Stated task: Show every line in the entries below where the word "title" appears.

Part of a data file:
▼

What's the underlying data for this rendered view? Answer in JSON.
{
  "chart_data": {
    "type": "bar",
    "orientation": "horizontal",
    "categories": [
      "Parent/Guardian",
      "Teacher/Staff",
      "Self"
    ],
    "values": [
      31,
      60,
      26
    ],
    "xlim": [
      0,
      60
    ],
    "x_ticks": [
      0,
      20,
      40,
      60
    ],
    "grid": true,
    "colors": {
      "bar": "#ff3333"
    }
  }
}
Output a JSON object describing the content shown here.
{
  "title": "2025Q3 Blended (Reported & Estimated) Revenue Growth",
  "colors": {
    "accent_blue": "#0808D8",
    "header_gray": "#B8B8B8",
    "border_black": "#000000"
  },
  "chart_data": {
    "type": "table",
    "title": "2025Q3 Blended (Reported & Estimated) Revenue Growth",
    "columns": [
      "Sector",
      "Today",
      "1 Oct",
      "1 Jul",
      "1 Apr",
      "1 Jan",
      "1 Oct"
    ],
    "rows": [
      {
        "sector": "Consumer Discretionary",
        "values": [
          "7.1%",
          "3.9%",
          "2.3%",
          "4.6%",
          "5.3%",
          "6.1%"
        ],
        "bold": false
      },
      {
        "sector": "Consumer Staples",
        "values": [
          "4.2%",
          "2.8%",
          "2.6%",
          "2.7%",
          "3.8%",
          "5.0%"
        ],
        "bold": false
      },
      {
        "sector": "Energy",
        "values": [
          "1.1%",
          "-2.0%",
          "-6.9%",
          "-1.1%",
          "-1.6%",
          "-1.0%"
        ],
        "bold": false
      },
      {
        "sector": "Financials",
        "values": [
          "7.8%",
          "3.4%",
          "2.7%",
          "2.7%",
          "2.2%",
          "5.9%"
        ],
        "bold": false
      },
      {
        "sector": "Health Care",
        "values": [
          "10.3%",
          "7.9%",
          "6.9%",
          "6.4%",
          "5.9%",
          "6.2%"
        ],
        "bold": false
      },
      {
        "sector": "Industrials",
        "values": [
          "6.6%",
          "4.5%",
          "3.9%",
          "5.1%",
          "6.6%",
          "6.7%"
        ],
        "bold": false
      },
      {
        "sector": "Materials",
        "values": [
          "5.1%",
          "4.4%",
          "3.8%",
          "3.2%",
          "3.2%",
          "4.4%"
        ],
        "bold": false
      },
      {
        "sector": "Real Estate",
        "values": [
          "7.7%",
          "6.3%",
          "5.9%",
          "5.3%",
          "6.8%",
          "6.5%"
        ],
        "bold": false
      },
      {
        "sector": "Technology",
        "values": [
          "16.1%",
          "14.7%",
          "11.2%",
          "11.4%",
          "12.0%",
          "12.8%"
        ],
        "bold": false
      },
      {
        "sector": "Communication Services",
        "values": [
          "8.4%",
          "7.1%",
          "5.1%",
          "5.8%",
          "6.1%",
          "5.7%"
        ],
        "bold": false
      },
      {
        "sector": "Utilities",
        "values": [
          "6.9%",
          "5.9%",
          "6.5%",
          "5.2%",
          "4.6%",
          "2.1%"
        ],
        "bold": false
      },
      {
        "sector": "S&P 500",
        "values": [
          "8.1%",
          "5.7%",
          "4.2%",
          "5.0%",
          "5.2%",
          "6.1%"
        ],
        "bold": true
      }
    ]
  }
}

▲

Final result:
  "title": "2025Q3 Blended (Reported & Estimated) Revenue Growth",
    "title": "2025Q3 Blended (Reported & Estimated) Revenue Growth",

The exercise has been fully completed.